__Set exercise A__. In the listing below, copy out verbatim the lines from the line with "Bar xyxy=(522,198,590,217)" to the line with "Bar xyxy=(590,162,627,182)", including both of those lines.

__Extract to read__.
· · · · · · ·

Joan Miró
Spanish, 1893-1983 (active France and Spain)

Chanteuse Romantique (Romantic Singer), 1939
watercolor and gouache on paper
13 × 16 in.

SBMA, Gift of Wright S. Ludington
1956.7.2



Undated photo of Miró

"I try to apply colors like words that shape poems, like notes that shape music." - Joan Miró

RESEARCH PAPER

THE ARTIST

Joan Miro is a rare example of an artist who had unvarying good fortune in his life even at a fairly young age. He owed his success to himself, his quiet persistance and dogged labor enabled him to overcome early difficulties and to rise above the customary formulas.

Miro was born in Barcelona, studied in Barcelona schools and painted his first oil in 1912. He first went to Paris in 1919 where he met Picasso and other artists painting in the surrealist style. From that time until 1933 he spent winters in Paris and summers in Montroig. During this time he had exhibitions in Paris, Brussells, New York and Chigago. In 1936 he left Spain due to the Civil War and returned to Paris where he remained until the advent of World War II, when he moved to Varengeville-sur-Mer.

While at Varengeville he painted a number of small playful pictures on canvas and burlap and felt this was a new stage in his work. In 1939 at the fall of France he fled back to Spain. While in Spain he was preoccupied with music, nature and the texture of surfaces on which he worked. The night, music and stars began to play a major role in his paintings. He was fascinated by light coming from windows in the Gothic Cathedral at Palma. He sat for long periods watching light and listening to strains of the organ, immersed in meditation, and absorbing impressions of music, poetry and the stimuli of the lights reflections on water and the Cathedral walls. The result of this withdrawal was a series of 23 small gouaches begun in Varengeville in 1939 and completed in Palma. It is possible the Santa Barbara Museum of Art work was among these.

These gouaches were exacting, both technically and physically, and each one took about a month to produce. The artist himself said he was most of all intent on compositional balance. Also at this time he produced a series called Constellations which achieved his intent in compositional balance. From this period on he worked in ceramics, murals, tapestries, costume design and collages, worked on burlap, canvas and paper. He made his first trip to the United States in 1947 and saw his work become de rigure of the establishment - a status symbol - and for these he received large commissions.

· · · · · · ·

[Items from a data source]
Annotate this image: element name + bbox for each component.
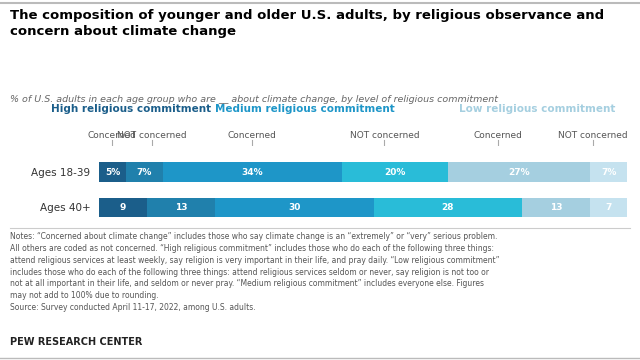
Bar xyxy=(522,198,590,217)
Text: 13: 13 xyxy=(175,203,188,212)
Text: 30: 30 xyxy=(289,203,301,212)
Text: % of U.S. adults in each age group who are __ about climate change, by level of : % of U.S. adults in each age group who a… xyxy=(10,95,498,104)
Bar xyxy=(374,198,522,217)
Bar xyxy=(342,162,448,182)
Text: NOT concerned: NOT concerned xyxy=(349,130,419,139)
Text: NOT concerned: NOT concerned xyxy=(117,130,187,139)
Text: PEW RESEARCH CENTER: PEW RESEARCH CENTER xyxy=(10,337,142,347)
Text: 34%: 34% xyxy=(241,168,263,177)
Text: 27%: 27% xyxy=(508,168,530,177)
Text: 20%: 20% xyxy=(384,168,406,177)
Text: High religious commitment: High religious commitment xyxy=(51,104,211,114)
Text: 7%: 7% xyxy=(136,168,152,177)
Bar xyxy=(590,162,627,182)
Text: The composition of younger and older U.S. adults, by religious observance and
co: The composition of younger and older U.S… xyxy=(10,9,604,38)
Text: 7: 7 xyxy=(605,203,612,212)
Bar xyxy=(147,198,215,217)
Text: NOT concerned: NOT concerned xyxy=(558,130,628,139)
Bar xyxy=(99,162,125,182)
Text: Concerned: Concerned xyxy=(228,130,276,139)
Text: Concerned: Concerned xyxy=(88,130,137,139)
Bar xyxy=(99,198,147,217)
Text: 5%: 5% xyxy=(105,168,120,177)
Text: Medium religious commitment: Medium religious commitment xyxy=(215,104,395,114)
Bar xyxy=(590,198,627,217)
Text: 9: 9 xyxy=(120,203,126,212)
Text: 28: 28 xyxy=(442,203,454,212)
Text: 13: 13 xyxy=(550,203,562,212)
Bar xyxy=(163,162,342,182)
Bar xyxy=(125,162,163,182)
Bar xyxy=(215,198,374,217)
Text: 7%: 7% xyxy=(601,168,616,177)
Text: Notes: “Concerned about climate change” includes those who say climate change is: Notes: “Concerned about climate change” … xyxy=(10,232,499,312)
Text: Low religious commitment: Low religious commitment xyxy=(460,104,616,114)
Text: Concerned: Concerned xyxy=(474,130,522,139)
Bar xyxy=(448,162,590,182)
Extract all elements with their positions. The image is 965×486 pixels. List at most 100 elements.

· · · · · · ·

__Set exercise B__. List every kind of work that the research paper on Joan Miró says he worked in "from this period on."

__Written response A__.
Bar xyxy=(522,198,590,217)
Text: 13: 13 xyxy=(175,203,188,212)
Text: 30: 30 xyxy=(289,203,301,212)
Text: % of U.S. adults in each age group who are __ about climate change, by level of : % of U.S. adults in each age group who a… xyxy=(10,95,498,104)
Bar xyxy=(374,198,522,217)
Bar xyxy=(342,162,448,182)
Text: NOT concerned: NOT concerned xyxy=(349,130,419,139)
Text: NOT concerned: NOT concerned xyxy=(117,130,187,139)
Text: PEW RESEARCH CENTER: PEW RESEARCH CENTER xyxy=(10,337,142,347)
Text: 34%: 34% xyxy=(241,168,263,177)
Text: 27%: 27% xyxy=(508,168,530,177)
Text: 20%: 20% xyxy=(384,168,406,177)
Text: High religious commitment: High religious commitment xyxy=(51,104,211,114)
Text: 7%: 7% xyxy=(136,168,152,177)
Bar xyxy=(590,162,627,182)

__Written response B__.
- ceramics
- murals
- tapestries
- costume design
- collages